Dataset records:
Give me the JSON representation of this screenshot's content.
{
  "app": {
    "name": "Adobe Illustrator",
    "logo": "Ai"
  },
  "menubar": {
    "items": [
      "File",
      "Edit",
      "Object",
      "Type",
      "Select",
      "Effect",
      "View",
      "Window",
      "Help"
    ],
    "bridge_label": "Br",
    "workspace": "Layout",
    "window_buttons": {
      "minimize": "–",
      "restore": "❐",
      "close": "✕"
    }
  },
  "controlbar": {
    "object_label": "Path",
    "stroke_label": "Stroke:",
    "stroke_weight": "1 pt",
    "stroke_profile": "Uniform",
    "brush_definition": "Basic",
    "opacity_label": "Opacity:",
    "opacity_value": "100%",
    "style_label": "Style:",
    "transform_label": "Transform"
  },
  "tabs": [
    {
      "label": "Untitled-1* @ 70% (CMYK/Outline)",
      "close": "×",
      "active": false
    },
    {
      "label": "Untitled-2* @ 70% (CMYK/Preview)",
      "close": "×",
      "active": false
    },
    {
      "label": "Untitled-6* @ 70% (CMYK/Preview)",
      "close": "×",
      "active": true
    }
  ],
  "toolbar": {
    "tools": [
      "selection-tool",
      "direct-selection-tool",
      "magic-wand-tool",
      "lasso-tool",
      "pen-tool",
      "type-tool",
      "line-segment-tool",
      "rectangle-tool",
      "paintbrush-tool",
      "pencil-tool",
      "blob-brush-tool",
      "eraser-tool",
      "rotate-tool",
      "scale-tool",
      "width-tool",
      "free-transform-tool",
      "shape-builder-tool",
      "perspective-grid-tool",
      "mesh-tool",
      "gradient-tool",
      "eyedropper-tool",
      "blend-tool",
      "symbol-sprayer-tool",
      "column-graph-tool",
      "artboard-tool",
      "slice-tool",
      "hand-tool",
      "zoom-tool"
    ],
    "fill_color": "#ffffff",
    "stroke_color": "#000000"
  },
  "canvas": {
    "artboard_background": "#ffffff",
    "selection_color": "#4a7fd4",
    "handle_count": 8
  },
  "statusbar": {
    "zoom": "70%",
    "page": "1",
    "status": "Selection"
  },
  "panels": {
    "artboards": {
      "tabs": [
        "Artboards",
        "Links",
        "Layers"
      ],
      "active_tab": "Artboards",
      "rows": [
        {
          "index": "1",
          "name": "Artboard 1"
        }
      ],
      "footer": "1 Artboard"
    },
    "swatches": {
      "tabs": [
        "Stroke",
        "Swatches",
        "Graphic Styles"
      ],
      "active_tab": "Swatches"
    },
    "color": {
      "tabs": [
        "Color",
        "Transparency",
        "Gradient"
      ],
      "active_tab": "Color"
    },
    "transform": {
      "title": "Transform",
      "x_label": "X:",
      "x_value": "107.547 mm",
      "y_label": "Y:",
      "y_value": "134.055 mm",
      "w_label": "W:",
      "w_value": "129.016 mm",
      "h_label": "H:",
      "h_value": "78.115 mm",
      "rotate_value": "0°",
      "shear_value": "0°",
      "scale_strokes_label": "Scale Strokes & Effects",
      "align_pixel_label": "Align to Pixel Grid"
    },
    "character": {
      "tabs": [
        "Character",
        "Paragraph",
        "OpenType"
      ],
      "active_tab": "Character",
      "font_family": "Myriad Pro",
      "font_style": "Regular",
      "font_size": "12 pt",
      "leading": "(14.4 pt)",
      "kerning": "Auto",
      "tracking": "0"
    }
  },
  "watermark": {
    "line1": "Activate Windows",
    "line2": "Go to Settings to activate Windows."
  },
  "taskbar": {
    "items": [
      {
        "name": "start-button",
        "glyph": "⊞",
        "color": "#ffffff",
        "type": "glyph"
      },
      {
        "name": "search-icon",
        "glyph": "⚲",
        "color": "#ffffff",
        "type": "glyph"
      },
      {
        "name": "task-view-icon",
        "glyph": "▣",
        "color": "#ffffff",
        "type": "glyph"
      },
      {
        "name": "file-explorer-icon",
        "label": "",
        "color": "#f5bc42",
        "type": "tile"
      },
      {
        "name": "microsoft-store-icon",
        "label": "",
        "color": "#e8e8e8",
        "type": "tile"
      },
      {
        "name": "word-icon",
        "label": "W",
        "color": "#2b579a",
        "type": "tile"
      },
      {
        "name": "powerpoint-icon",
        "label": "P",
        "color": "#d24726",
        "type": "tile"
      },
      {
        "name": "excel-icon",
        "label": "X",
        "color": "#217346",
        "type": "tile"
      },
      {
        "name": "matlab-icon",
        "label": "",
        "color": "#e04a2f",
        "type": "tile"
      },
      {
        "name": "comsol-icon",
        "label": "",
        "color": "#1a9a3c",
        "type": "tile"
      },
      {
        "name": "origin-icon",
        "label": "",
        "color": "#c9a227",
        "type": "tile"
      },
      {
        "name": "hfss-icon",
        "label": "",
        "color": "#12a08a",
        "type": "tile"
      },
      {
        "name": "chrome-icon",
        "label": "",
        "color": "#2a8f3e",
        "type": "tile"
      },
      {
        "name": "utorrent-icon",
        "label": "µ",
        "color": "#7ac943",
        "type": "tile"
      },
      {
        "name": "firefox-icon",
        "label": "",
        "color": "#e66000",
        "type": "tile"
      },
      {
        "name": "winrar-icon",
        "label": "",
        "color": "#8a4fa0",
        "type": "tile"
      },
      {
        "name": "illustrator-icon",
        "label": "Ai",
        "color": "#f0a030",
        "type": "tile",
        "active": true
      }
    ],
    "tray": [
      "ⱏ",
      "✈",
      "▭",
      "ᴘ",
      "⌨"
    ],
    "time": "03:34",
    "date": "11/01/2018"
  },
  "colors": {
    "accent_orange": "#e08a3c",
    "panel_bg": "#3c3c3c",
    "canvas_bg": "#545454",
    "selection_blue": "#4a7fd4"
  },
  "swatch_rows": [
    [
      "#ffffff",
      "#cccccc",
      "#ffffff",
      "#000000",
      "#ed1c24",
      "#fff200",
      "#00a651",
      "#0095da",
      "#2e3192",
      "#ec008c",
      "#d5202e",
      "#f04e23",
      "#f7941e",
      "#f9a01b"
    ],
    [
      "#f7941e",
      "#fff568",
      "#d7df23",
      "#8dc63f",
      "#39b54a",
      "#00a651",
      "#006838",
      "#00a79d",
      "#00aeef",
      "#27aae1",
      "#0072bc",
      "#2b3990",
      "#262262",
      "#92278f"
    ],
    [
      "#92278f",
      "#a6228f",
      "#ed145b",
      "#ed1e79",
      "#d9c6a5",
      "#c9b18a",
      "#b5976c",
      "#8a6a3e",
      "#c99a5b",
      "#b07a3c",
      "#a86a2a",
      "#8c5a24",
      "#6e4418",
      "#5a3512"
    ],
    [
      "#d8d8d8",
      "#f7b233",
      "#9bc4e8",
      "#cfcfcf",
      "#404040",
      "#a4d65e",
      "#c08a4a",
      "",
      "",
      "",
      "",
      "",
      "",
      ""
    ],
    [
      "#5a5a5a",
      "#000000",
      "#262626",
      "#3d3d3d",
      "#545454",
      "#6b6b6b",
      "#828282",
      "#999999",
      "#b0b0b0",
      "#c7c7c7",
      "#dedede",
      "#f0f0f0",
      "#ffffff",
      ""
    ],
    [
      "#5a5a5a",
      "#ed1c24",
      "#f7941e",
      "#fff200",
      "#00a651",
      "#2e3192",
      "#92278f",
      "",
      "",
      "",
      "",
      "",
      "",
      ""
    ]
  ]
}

◆ Given request
Give back all the records exactly as they stand.

◆ Output for this task
Give me the JSON representation of this screenshot's content.
{
  "app": {
    "name": "Adobe Illustrator",
    "logo": "Ai"
  },
  "menubar": {
    "items": [
      "File",
      "Edit",
      "Object",
      "Type",
      "Select",
      "Effect",
      "View",
      "Window",
      "Help"
    ],
    "bridge_label": "Br",
    "workspace": "Layout",
    "window_buttons": {
      "minimize": "–",
      "restore": "❐",
      "close": "✕"
    }
  },
  "controlbar": {
    "object_label": "Path",
    "stroke_label": "Stroke:",
    "stroke_weight": "1 pt",
    "stroke_profile": "Uniform",
    "brush_definition": "Basic",
    "opacity_label": "Opacity:",
    "opacity_value": "100%",
    "style_label": "Style:",
    "transform_label": "Transform"
  },
  "tabs": [
    {
      "label": "Untitled-1* @ 70% (CMYK/Outline)",
      "close": "×",
      "active": false
    },
    {
      "label": "Untitled-2* @ 70% (CMYK/Preview)",
      "close": "×",
      "active": false
    },
    {
      "label": "Untitled-6* @ 70% (CMYK/Preview)",
      "close": "×",
      "active": true
    }
  ],
  "toolbar": {
    "tools": [
      "selection-tool",
      "direct-selection-tool",
      "magic-wand-tool",
      "lasso-tool",
      "pen-tool",
      "type-tool",
      "line-segment-tool",
      "rectangle-tool",
      "paintbrush-tool",
      "pencil-tool",
      "blob-brush-tool",
      "eraser-tool",
      "rotate-tool",
      "scale-tool",
      "width-tool",
      "free-transform-tool",
      "shape-builder-tool",
      "perspective-grid-tool",
      "mesh-tool",
      "gradient-tool",
      "eyedropper-tool",
      "blend-tool",
      "symbol-sprayer-tool",
      "column-graph-tool",
      "artboard-tool",
      "slice-tool",
      "hand-tool",
      "zoom-tool"
    ],
    "fill_color": "#ffffff",
    "stroke_color": "#000000"
  },
  "canvas": {
    "artboard_background": "#ffffff",
    "selection_color": "#4a7fd4",
    "handle_count": 8
  },
  "statusbar": {
    "zoom": "70%",
    "page": "1",
    "status": "Selection"
  },
  "panels": {
    "artboards": {
      "tabs": [
        "Artboards",
        "Links",
        "Layers"
      ],
      "active_tab": "Artboards",
      "rows": [
        {
          "index": "1",
          "name": "Artboard 1"
        }
      ],
      "footer": "1 Artboard"
    },
    "swatches": {
      "tabs": [
        "Stroke",
        "Swatches",
        "Graphic Styles"
      ],
      "active_tab": "Swatches"
    },
    "color": {
      "tabs": [
        "Color",
        "Transparency",
        "Gradient"
      ],
      "active_tab": "Color"
    },
    "transform": {
      "title": "Transform",
      "x_label": "X:",
      "x_value": "107.547 mm",
      "y_label": "Y:",
      "y_value": "134.055 mm",
      "w_label": "W:",
      "w_value": "129.016 mm",
      "h_label": "H:",
      "h_value": "78.115 mm",
      "rotate_value": "0°",
      "shear_value": "0°",
      "scale_strokes_label": "Scale Strokes & Effects",
      "align_pixel_label": "Align to Pixel Grid"
    },
    "character": {
      "tabs": [
        "Character",
        "Paragraph",
        "OpenType"
      ],
      "active_tab": "Character",
      "font_family": "Myriad Pro",
      "font_style": "Regular",
      "font_size": "12 pt",
      "leading": "(14.4 pt)",
      "kerning": "Auto",
      "tracking": "0"
    }
  },
  "watermark": {
    "line1": "Activate Windows",
    "line2": "Go to Settings to activate Windows."
  },
  "taskbar": {
    "items": [
      {
        "name": "start-button",
        "glyph": "⊞",
        "color": "#ffffff",
        "type": "glyph"
      },
      {
        "name": "search-icon",
        "glyph": "⚲",
        "color": "#ffffff",
        "type": "glyph"
      },
      {
        "name": "task-view-icon",
        "glyph": "▣",
        "color": "#ffffff",
        "type": "glyph"
      },
      {
        "name": "file-explorer-icon",
        "label": "",
        "color": "#f5bc42",
        "type": "tile"
      },
      {
        "name": "microsoft-store-icon",
        "label": "",
        "color": "#e8e8e8",
        "type": "tile"
      },
      {
        "name": "word-icon",
        "label": "W",
        "color": "#2b579a",
        "type": "tile"
      },
      {
        "name": "powerpoint-icon",
        "label": "P",
        "color": "#d24726",
        "type": "tile"
      },
      {
        "name": "excel-icon",
        "label": "X",
        "color": "#217346",
        "type": "tile"
      },
      {
        "name": "matlab-icon",
        "label": "",
        "color": "#e04a2f",
        "type": "tile"
      },
      {
        "name": "comsol-icon",
        "label": "",
        "color": "#1a9a3c",
        "type": "tile"
      },
      {
        "name": "origin-icon",
        "label": "",
        "color": "#c9a227",
        "type": "tile"
      },
      {
        "name": "hfss-icon",
        "label": "",
        "color": "#12a08a",
        "type": "tile"
      },
      {
        "name": "chrome-icon",
        "label": "",
        "color": "#2a8f3e",
        "type": "tile"
      },
      {
        "name": "utorrent-icon",
        "label": "µ",
        "color": "#7ac943",
        "type": "tile"
      },
      {
        "name": "firefox-icon",
        "label": "",
        "color": "#e66000",
        "type": "tile"
      },
      {
        "name": "winrar-icon",
        "label": "",
        "color": "#8a4fa0",
        "type": "tile"
      },
      {
        "name": "illustrator-icon",
        "label": "Ai",
        "color": "#f0a030",
        "type": "tile",
        "active": true
      }
    ],
    "tray": [
      "ⱏ",
      "✈",
      "▭",
      "ᴘ",
      "⌨"
    ],
    "time": "03:34",
    "date": "11/01/2018"
  },
  "colors": {
    "accent_orange": "#e08a3c",
    "panel_bg": "#3c3c3c",
    "canvas_bg": "#545454",
    "selection_blue": "#4a7fd4"
  },
  "swatch_rows": [
    [
      "#ffffff",
      "#cccccc",
      "#ffffff",
      "#000000",
      "#ed1c24",
      "#fff200",
      "#00a651",
      "#0095da",
      "#2e3192",
      "#ec008c",
      "#d5202e",
      "#f04e23",
      "#f7941e",
      "#f9a01b"
    ],
    [
      "#f7941e",
      "#fff568",
      "#d7df23",
      "#8dc63f",
      "#39b54a",
      "#00a651",
      "#006838",
      "#00a79d",
      "#00aeef",
      "#27aae1",
      "#0072bc",
      "#2b3990",
      "#262262",
      "#92278f"
    ],
    [
      "#92278f",
      "#a6228f",
      "#ed145b",
      "#ed1e79",
      "#d9c6a5",
      "#c9b18a",
      "#b5976c",
      "#8a6a3e",
      "#c99a5b",
      "#b07a3c",
      "#a86a2a",
      "#8c5a24",
      "#6e4418",
      "#5a3512"
    ],
    [
      "#d8d8d8",
      "#f7b233",
      "#9bc4e8",
      "#cfcfcf",
      "#404040",
      "#a4d65e",
      "#c08a4a",
      "",
      "",
      "",
      "",
      "",
      "",
      ""
    ],
    [
      "#5a5a5a",
      "#000000",
      "#262626",
      "#3d3d3d",
      "#545454",
      "#6b6b6b",
      "#828282",
      "#999999",
      "#b0b0b0",
      "#c7c7c7",
      "#dedede",
      "#f0f0f0",
      "#ffffff",
      ""
    ],
    [
      "#5a5a5a",
      "#ed1c24",
      "#f7941e",
      "#fff200",
      "#00a651",
      "#2e3192",
      "#92278f",
      "",
      "",
      "",
      "",
      "",
      "",
      ""
    ]
  ]
}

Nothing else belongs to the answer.